The answer is one number: how many lines in the data below hold "этом".

►

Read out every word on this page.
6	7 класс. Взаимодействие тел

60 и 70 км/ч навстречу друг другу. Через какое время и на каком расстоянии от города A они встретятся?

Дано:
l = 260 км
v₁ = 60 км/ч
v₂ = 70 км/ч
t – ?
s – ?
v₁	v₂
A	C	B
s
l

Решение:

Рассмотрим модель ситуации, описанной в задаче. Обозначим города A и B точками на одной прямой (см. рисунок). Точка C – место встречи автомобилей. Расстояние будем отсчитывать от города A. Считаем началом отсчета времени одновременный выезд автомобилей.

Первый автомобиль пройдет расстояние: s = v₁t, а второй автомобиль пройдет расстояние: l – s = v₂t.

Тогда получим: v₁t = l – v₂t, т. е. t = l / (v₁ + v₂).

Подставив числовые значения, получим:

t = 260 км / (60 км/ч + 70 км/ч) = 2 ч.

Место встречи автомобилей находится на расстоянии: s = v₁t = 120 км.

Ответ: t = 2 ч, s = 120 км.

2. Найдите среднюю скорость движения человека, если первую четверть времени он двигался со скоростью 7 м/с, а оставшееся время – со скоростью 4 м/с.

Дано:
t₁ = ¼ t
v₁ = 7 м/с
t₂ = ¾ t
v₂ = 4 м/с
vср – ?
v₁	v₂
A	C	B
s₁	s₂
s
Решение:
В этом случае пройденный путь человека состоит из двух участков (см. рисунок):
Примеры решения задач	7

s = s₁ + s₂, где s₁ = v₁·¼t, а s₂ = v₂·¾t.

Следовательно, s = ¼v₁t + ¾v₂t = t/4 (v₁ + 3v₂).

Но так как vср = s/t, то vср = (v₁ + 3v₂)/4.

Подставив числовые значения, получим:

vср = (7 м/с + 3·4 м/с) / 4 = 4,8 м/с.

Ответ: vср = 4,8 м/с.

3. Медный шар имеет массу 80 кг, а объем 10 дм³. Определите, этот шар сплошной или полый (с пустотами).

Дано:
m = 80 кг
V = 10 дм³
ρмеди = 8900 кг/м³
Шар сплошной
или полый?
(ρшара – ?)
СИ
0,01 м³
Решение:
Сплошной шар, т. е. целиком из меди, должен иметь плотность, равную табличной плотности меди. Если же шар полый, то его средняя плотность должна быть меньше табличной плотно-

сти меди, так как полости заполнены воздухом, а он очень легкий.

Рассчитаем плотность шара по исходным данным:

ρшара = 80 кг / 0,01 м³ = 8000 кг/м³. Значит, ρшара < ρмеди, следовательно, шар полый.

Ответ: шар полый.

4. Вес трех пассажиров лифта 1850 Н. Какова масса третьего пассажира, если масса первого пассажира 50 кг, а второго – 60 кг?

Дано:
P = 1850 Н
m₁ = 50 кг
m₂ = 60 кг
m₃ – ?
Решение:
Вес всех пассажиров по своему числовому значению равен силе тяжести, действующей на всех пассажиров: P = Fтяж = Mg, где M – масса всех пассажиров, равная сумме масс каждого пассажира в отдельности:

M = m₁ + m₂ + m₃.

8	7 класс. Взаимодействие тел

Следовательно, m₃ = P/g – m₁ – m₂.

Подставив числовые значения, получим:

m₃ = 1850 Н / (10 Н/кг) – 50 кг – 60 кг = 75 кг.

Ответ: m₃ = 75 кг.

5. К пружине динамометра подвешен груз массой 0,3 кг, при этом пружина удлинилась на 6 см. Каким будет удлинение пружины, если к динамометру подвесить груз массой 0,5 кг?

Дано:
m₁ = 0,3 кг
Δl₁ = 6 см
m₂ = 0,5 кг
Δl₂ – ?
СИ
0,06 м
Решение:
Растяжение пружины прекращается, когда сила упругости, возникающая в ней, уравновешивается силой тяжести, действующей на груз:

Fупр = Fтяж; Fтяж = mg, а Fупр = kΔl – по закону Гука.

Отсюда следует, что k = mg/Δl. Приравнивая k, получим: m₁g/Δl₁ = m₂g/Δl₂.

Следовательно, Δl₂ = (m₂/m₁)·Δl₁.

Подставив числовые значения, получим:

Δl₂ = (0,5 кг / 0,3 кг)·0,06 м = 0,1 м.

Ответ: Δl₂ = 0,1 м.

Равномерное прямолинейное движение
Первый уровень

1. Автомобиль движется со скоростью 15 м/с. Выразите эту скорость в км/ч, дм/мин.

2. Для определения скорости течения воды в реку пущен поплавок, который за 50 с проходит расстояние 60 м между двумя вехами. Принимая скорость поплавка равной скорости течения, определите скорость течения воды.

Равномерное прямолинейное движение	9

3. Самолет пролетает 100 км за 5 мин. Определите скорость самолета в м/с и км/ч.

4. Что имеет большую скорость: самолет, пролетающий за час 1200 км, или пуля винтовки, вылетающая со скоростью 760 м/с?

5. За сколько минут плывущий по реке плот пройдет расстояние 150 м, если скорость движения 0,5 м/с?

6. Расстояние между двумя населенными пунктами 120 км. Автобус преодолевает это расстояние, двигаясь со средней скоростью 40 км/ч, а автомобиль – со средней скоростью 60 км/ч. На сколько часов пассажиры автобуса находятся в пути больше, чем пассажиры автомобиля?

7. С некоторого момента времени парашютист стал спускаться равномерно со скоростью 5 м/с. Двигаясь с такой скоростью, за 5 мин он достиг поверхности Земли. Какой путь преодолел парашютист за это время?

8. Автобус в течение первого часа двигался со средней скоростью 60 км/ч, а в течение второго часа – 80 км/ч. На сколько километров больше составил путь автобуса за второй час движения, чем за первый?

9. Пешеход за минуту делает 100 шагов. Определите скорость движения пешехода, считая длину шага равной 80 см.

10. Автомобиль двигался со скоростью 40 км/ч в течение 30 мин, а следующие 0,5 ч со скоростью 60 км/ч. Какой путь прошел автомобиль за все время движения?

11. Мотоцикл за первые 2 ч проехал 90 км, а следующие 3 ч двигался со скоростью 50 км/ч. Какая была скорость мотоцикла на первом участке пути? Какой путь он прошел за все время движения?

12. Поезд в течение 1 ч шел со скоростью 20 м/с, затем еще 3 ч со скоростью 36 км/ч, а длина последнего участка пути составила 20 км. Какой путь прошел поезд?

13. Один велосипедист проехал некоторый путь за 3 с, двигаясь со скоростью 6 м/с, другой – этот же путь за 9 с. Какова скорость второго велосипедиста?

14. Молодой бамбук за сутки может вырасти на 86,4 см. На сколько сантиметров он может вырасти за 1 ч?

◄

## ANSWER
2